* Task set *
#1 According to the student-teaching story, at which school is Sofia Porrovecchio student-teaching this spring?
#2 Please retype the part of the student-teaching story that opens with the words containing "Teaching in the" and closes with "School District 428.".

* Text under study *
***

Educators in Action: Share your stories!

Sofia Porrovecchio
Sofia Porrovecchio

We want to know what our educator-alums are doing to “keep teaching.” Please complete our online form to tell us how you’re promoting eLearning with your students during the COVID-19 situation!

Teaching in the time of COVID-19 is uncharted territory for almost everyone, and that includes our student-teachers.

Sofia Porrovecchio, a Special Education major from Lake in the Hills, is student-teaching this spring at Jefferson Elementary School in DeKalb Community Unit School District 428.

Under the guidance of her cooperating teacher, and with the intent of providing students with a schedule and routine as normal as possible, Porrovecchio is truly receiving an experience like no other.

“My cooperating teacher created the foundation of what areas we will continue to teach remotely and sent home physical packets,” Porrovecchio says. “In the second week of eLearning, my CT passed over the reins to me, and now I am fully in charge of creating and assigning activities to our students.”

With their Chromebooks, “all of the students have access to Unique Learning System, just like they normally would in the classroom,” she adds. “We assigned each student a set of online math activities and reading activities based on their individual levels. We also assigned a set of life skills games to each student, again based on their level.”

Children and parents were mailed visual, printed versions of the daily “station” schedule along with other visuals that could help families adapt to this new way of learning.

Those stations include writing (letters of the alphabet, their names and phone numbers, etc.), leisure (puzzles, coloring, etc.), jobs (chores to help their parents), play (using toys that nurture their imaginations), reading and math.

Porrovecchio provided us with one of those math lessons, hosted in an interactive PowerPoint, that challenges students to count Legos. Children see pictures of the colorful building blocks and numeric choices of how many are shown. Clicking the right answer results in a smiley face; the wrong answer yields a “Try again!” slide.

***

(Extracted records)

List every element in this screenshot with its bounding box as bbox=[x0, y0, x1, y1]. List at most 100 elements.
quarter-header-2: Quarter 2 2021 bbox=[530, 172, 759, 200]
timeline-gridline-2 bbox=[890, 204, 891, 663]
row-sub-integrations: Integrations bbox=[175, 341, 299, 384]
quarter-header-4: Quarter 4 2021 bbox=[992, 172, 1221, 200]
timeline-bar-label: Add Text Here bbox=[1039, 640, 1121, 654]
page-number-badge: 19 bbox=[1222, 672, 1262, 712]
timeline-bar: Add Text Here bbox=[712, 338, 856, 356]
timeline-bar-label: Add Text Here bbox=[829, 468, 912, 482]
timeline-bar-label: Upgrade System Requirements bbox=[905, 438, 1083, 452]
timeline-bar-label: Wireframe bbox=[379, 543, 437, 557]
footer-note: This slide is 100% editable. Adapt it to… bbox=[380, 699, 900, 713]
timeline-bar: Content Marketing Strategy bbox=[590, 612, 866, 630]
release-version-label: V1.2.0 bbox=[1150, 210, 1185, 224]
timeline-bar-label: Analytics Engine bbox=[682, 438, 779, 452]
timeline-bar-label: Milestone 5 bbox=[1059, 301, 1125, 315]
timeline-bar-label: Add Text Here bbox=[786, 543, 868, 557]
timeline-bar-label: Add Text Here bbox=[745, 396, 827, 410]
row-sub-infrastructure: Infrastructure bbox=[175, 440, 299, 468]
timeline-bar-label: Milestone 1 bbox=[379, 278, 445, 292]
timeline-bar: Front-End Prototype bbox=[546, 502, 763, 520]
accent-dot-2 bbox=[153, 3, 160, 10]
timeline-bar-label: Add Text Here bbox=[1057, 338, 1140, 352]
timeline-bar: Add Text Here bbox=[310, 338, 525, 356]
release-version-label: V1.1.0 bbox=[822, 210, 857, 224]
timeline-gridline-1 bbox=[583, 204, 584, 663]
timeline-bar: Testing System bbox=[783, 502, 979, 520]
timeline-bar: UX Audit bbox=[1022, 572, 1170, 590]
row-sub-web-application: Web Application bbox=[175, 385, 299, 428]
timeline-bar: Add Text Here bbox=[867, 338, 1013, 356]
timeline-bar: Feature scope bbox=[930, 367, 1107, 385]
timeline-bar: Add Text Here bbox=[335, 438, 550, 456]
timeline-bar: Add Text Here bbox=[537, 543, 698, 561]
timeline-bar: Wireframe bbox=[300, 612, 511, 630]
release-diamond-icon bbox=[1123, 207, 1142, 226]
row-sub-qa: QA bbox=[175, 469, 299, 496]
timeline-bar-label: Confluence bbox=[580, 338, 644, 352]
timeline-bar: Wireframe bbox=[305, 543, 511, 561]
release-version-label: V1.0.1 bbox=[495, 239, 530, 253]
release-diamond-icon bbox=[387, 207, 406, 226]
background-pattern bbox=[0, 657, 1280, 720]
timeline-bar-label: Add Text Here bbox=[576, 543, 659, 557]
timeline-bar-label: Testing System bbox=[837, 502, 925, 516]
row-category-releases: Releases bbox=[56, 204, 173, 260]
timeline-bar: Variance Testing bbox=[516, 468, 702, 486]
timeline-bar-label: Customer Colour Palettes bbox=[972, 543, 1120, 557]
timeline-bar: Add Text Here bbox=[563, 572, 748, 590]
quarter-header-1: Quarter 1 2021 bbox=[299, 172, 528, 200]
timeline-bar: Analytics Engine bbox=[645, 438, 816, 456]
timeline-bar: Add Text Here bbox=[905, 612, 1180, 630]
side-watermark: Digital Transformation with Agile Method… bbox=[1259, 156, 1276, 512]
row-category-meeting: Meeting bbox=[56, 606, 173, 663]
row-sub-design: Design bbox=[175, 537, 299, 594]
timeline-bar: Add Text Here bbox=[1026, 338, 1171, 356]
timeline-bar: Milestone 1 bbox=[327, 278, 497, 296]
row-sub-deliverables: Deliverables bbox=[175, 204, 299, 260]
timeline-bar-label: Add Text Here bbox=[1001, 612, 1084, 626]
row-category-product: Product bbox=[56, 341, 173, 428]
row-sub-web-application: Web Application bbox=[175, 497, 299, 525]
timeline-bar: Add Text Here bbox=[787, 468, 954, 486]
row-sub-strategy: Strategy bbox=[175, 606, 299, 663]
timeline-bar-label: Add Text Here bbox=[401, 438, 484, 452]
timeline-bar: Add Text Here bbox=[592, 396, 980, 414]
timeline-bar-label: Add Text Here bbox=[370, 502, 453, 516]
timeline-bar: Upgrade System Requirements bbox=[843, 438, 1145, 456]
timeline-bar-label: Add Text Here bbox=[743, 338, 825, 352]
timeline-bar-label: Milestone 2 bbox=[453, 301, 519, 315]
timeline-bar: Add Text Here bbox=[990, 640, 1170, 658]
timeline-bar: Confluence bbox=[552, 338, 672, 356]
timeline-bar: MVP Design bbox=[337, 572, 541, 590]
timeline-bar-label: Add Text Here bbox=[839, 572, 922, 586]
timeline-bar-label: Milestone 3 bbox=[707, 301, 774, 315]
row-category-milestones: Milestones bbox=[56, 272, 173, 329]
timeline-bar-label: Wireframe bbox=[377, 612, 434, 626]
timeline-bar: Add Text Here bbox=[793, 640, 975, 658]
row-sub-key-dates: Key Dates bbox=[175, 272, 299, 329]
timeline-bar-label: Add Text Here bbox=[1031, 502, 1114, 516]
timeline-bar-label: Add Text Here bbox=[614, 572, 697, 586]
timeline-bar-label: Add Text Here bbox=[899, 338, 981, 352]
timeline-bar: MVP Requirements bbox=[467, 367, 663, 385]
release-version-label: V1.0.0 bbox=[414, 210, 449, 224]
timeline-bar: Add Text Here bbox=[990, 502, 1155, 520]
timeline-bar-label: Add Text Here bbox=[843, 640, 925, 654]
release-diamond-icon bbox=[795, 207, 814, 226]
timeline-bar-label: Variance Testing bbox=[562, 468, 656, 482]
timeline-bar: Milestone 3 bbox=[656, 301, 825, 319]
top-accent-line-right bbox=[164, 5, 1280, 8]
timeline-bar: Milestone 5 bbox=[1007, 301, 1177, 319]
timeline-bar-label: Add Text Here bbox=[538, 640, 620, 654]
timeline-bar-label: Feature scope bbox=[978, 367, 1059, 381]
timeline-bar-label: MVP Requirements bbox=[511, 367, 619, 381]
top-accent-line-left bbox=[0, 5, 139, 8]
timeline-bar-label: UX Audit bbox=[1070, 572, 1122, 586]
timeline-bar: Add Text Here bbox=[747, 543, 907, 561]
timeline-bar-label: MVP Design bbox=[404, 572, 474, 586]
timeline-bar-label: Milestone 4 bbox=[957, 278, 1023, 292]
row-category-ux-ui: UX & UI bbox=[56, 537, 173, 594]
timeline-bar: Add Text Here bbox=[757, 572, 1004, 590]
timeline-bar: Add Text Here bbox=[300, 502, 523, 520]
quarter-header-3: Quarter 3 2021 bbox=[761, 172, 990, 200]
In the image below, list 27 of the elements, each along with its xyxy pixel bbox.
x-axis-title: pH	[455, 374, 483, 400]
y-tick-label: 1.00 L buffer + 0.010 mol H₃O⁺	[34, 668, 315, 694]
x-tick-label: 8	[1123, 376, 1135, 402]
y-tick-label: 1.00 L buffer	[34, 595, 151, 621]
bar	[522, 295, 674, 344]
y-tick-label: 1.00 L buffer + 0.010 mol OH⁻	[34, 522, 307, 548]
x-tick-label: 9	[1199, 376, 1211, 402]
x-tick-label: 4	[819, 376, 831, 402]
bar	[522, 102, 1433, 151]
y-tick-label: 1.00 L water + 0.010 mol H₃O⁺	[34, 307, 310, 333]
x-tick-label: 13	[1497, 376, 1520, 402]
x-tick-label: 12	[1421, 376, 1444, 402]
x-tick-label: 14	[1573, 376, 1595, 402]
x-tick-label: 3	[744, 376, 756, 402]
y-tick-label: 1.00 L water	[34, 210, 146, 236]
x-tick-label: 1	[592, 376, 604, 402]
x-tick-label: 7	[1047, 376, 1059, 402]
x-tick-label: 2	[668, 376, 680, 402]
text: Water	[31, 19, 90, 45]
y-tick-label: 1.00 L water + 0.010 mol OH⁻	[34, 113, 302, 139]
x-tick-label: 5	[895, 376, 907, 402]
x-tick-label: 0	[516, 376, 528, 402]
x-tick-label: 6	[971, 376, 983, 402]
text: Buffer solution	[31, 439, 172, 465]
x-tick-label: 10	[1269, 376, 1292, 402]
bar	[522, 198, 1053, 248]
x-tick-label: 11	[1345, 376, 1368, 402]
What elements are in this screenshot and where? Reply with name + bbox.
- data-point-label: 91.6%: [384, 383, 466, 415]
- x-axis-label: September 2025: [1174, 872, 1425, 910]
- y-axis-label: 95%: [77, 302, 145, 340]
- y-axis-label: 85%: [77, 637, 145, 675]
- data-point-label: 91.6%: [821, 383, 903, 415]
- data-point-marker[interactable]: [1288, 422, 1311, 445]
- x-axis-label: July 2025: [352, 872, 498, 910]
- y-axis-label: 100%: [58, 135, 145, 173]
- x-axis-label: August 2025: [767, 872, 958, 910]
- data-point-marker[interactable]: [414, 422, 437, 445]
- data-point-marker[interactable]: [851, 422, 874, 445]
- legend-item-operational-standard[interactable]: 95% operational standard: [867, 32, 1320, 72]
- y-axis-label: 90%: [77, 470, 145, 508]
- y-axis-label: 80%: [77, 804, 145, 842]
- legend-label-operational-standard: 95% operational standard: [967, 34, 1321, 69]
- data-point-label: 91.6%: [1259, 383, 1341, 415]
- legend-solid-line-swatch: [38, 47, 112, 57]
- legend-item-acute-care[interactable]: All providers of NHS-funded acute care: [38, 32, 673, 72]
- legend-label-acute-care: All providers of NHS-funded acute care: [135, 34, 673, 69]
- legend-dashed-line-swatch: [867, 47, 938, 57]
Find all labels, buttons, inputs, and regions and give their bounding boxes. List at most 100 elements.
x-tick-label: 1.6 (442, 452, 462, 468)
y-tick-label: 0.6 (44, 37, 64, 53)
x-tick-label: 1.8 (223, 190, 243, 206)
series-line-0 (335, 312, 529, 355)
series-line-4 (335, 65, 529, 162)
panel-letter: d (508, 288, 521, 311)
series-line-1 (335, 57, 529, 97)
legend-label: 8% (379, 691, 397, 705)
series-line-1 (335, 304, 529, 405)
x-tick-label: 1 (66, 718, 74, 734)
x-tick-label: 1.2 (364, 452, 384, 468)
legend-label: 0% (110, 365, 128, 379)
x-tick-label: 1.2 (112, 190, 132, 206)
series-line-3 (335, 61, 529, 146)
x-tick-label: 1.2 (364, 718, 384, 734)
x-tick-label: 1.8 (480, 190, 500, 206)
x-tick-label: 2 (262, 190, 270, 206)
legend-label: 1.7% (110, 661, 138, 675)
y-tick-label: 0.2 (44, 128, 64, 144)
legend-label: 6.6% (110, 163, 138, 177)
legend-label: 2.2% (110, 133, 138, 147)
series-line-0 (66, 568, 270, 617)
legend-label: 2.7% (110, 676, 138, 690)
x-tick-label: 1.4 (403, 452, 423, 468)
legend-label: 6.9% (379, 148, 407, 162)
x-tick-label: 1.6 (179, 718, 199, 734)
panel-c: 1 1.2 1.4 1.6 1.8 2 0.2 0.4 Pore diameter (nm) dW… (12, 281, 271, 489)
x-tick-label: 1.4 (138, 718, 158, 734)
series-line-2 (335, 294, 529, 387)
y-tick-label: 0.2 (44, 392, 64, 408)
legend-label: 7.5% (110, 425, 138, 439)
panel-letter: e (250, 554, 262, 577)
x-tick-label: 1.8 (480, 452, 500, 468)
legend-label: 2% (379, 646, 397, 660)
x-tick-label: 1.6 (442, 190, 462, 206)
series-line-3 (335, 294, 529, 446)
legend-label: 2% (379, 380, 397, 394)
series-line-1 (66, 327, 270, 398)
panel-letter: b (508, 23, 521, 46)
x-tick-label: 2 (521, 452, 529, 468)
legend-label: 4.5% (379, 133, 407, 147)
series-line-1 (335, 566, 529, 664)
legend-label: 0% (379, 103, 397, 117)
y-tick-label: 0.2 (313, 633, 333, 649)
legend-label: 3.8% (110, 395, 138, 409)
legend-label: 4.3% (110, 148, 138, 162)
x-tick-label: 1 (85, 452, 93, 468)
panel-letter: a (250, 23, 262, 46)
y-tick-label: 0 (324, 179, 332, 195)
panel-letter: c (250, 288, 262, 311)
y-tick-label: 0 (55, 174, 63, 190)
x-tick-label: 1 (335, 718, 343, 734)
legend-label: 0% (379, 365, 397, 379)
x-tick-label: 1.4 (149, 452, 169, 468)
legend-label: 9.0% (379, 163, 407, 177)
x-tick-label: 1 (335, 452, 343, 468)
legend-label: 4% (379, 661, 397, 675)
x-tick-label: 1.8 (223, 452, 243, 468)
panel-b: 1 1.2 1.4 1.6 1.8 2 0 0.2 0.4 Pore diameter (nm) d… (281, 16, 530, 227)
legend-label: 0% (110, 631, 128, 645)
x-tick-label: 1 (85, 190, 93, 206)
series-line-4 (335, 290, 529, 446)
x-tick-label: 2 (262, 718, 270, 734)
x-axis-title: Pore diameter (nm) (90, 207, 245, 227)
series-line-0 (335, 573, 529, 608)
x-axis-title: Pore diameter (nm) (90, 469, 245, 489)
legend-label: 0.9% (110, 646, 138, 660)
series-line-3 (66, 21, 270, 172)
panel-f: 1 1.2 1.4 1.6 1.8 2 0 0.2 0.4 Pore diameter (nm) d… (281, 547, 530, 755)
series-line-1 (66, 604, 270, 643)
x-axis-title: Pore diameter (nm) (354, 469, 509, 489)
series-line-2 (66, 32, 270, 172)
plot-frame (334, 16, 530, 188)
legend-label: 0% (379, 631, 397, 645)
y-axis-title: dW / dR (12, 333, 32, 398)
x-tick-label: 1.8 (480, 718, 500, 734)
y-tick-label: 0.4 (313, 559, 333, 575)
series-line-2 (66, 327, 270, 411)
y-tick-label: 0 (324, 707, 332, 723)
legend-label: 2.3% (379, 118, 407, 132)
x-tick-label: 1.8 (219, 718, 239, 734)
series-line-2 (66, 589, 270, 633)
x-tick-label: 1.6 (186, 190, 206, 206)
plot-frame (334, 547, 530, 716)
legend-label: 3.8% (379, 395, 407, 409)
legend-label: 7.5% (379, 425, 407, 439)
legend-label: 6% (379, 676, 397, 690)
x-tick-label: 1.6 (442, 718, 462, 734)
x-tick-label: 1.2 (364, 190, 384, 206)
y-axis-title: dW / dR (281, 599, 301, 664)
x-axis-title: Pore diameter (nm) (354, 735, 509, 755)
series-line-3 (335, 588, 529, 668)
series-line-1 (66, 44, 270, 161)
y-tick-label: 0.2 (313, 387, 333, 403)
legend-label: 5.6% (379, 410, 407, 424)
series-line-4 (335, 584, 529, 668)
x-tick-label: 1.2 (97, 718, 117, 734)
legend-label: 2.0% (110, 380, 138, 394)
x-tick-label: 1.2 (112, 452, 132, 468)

***

* Task-by-task results *
#1 Jefferson Elementary School in DeKalb Community Unit School District 428.

#2
Teaching in the time of COVID-19 is uncharted territory for almost everyone, and that includes our student-teachers.

Sofia Porrovecchio, a Special Education major from Lake in the Hills, is student-teaching this spring at Jefferson Elementary School in DeKalb Community Unit School District 428.